● Stated problem
Copy out the listing that follows, exactly, without its pictures.

[Stored data]
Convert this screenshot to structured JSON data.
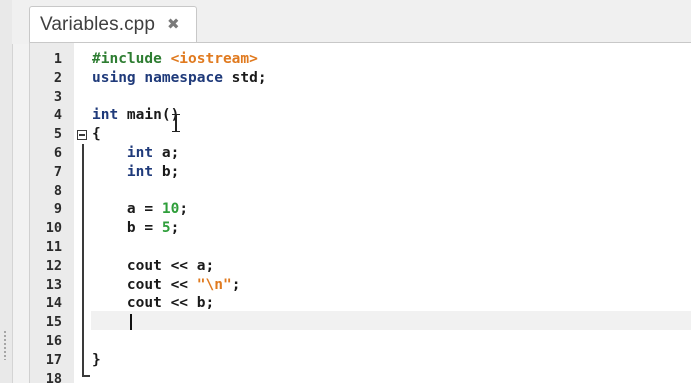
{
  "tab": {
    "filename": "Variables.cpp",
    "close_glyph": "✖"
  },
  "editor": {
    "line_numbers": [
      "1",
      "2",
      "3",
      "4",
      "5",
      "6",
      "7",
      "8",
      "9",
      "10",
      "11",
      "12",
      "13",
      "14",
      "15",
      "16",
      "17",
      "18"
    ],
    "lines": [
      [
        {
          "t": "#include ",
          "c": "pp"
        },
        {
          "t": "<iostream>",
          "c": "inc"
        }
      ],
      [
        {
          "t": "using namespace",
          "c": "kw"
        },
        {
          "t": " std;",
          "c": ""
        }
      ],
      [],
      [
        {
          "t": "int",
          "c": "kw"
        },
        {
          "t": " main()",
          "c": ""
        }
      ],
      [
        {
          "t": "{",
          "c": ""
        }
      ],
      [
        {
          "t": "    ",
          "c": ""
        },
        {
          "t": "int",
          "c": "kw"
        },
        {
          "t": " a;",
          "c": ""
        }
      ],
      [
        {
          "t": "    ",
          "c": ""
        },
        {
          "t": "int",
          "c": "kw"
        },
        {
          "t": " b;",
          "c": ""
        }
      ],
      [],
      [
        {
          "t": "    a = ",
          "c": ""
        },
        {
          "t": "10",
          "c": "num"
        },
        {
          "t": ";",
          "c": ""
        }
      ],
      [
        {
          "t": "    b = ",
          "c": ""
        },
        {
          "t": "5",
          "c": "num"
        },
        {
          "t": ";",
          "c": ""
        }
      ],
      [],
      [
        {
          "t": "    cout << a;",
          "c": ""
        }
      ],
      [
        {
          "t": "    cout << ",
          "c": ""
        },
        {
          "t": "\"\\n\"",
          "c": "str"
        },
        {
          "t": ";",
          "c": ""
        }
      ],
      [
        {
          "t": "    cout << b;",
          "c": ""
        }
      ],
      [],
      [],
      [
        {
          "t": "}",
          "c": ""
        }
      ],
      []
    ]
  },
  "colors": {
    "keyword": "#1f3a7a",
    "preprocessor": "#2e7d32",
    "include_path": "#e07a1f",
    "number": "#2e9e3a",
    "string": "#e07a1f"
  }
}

● Written response
Convert this screenshot to structured JSON data.
{
  "tab": {
    "filename": "Variables.cpp",
    "close_glyph": "✖"
  },
  "editor": {
    "line_numbers": [
      "1",
      "2",
      "3",
      "4",
      "5",
      "6",
      "7",
      "8",
      "9",
      "10",
      "11",
      "12",
      "13",
      "14",
      "15",
      "16",
      "17",
      "18"
    ],
    "lines": [
      [
        {
          "t": "#include ",
          "c": "pp"
        },
        {
          "t": "<iostream>",
          "c": "inc"
        }
      ],
      [
        {
          "t": "using namespace",
          "c": "kw"
        },
        {
          "t": " std;",
          "c": ""
        }
      ],
      [],
      [
        {
          "t": "int",
          "c": "kw"
        },
        {
          "t": " main()",
          "c": ""
        }
      ],
      [
        {
          "t": "{",
          "c": ""
        }
      ],
      [
        {
          "t": "    ",
          "c": ""
        },
        {
          "t": "int",
          "c": "kw"
        },
        {
          "t": " a;",
          "c": ""
        }
      ],
      [
        {
          "t": "    ",
          "c": ""
        },
        {
          "t": "int",
          "c": "kw"
        },
        {
          "t": " b;",
          "c": ""
        }
      ],
      [],
      [
        {
          "t": "    a = ",
          "c": ""
        },
        {
          "t": "10",
          "c": "num"
        },
        {
          "t": ";",
          "c": ""
        }
      ],
      [
        {
          "t": "    b = ",
          "c": ""
        },
        {
          "t": "5",
          "c": "num"
        },
        {
          "t": ";",
          "c": ""
        }
      ],
      [],
      [
        {
          "t": "    cout << a;",
          "c": ""
        }
      ],
      [
        {
          "t": "    cout << ",
          "c": ""
        },
        {
          "t": "\"\\n\"",
          "c": "str"
        },
        {
          "t": ";",
          "c": ""
        }
      ],
      [
        {
          "t": "    cout << b;",
          "c": ""
        }
      ],
      [],
      [],
      [
        {
          "t": "}",
          "c": ""
        }
      ],
      []
    ]
  },
  "colors": {
    "keyword": "#1f3a7a",
    "preprocessor": "#2e7d32",
    "include_path": "#e07a1f",
    "number": "#2e9e3a",
    "string": "#e07a1f"
  }
}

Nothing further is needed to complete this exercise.